* _Objective_: Find the line that contains "Decode this image" in the entries below. Restate it and every line after it, word for word, with no pictures.

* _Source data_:
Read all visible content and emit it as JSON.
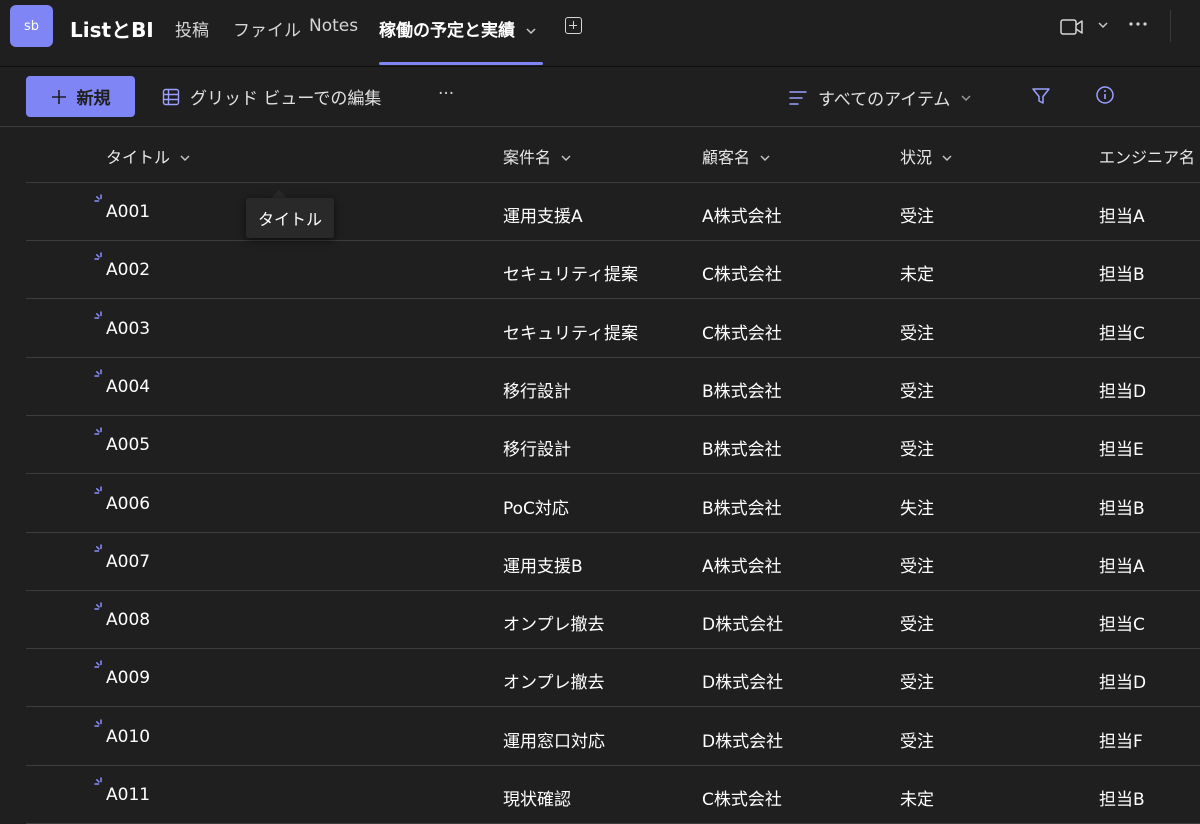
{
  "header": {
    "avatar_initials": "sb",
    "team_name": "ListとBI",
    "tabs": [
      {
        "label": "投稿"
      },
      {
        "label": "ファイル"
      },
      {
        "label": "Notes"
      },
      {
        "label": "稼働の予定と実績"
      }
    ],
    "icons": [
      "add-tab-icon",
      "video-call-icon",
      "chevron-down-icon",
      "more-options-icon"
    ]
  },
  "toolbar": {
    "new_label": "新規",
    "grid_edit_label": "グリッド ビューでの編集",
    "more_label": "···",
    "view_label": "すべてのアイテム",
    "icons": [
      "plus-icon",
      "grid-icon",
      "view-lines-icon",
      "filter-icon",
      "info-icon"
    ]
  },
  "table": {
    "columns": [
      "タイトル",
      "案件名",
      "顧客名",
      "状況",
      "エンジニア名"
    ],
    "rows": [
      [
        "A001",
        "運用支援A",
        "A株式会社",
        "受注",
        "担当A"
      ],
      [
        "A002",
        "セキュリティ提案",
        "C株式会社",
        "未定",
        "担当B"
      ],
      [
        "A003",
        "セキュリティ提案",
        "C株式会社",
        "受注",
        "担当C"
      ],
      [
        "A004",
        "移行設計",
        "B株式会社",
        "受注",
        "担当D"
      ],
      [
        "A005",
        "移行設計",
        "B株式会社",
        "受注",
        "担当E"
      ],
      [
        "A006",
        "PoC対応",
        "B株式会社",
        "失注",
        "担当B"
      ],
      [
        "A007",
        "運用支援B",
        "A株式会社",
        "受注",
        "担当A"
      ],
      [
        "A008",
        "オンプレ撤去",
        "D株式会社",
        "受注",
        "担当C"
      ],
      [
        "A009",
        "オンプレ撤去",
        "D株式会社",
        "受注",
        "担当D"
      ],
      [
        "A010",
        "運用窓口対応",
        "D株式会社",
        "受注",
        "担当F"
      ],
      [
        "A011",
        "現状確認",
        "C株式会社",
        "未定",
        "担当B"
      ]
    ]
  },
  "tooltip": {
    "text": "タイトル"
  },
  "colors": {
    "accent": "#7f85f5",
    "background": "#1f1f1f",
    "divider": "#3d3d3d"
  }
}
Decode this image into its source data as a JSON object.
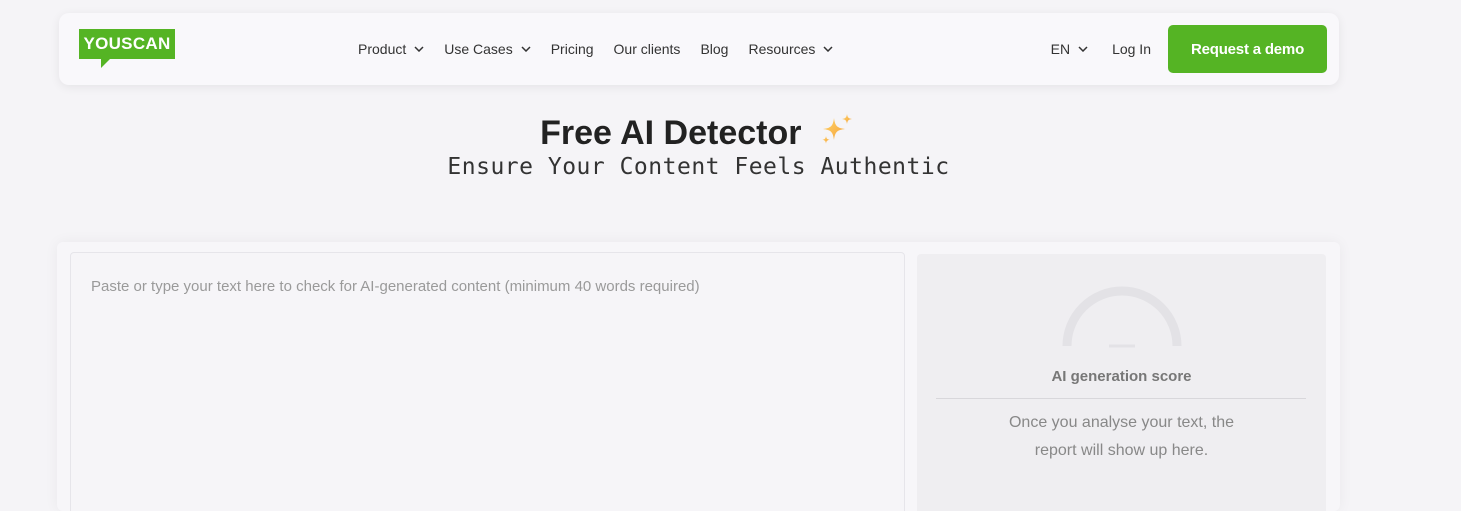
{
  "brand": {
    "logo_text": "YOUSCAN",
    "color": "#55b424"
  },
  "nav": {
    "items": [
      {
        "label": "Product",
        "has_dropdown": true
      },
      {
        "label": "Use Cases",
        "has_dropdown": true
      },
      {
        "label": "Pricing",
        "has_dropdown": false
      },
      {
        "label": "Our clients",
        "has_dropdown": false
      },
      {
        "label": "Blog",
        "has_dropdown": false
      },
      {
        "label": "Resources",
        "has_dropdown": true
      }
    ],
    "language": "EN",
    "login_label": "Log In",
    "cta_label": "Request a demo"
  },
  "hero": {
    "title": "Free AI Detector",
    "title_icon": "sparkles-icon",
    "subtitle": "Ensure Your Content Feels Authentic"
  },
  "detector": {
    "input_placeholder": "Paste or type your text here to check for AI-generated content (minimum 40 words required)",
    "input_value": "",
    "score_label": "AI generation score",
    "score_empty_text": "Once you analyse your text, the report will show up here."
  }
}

* _Written answer_:
Decode this image into its source data as a JSON object.
{
  "brand": {
    "logo_text": "YOUSCAN",
    "color": "#55b424"
  },
  "nav": {
    "items": [
      {
        "label": "Product",
        "has_dropdown": true
      },
      {
        "label": "Use Cases",
        "has_dropdown": true
      },
      {
        "label": "Pricing",
        "has_dropdown": false
      },
      {
        "label": "Our clients",
        "has_dropdown": false
      },
      {
        "label": "Blog",
        "has_dropdown": false
      },
      {
        "label": "Resources",
        "has_dropdown": true
      }
    ],
    "language": "EN",
    "login_label": "Log In",
    "cta_label": "Request a demo"
  },
  "hero": {
    "title": "Free AI Detector",
    "title_icon": "sparkles-icon",
    "subtitle": "Ensure Your Content Feels Authentic"
  },
  "detector": {
    "input_placeholder": "Paste or type your text here to check for AI-generated content (minimum 40 words required)",
    "input_value": "",
    "score_label": "AI generation score",
    "score_empty_text": "Once you analyse your text, the report will show up here."
  }
}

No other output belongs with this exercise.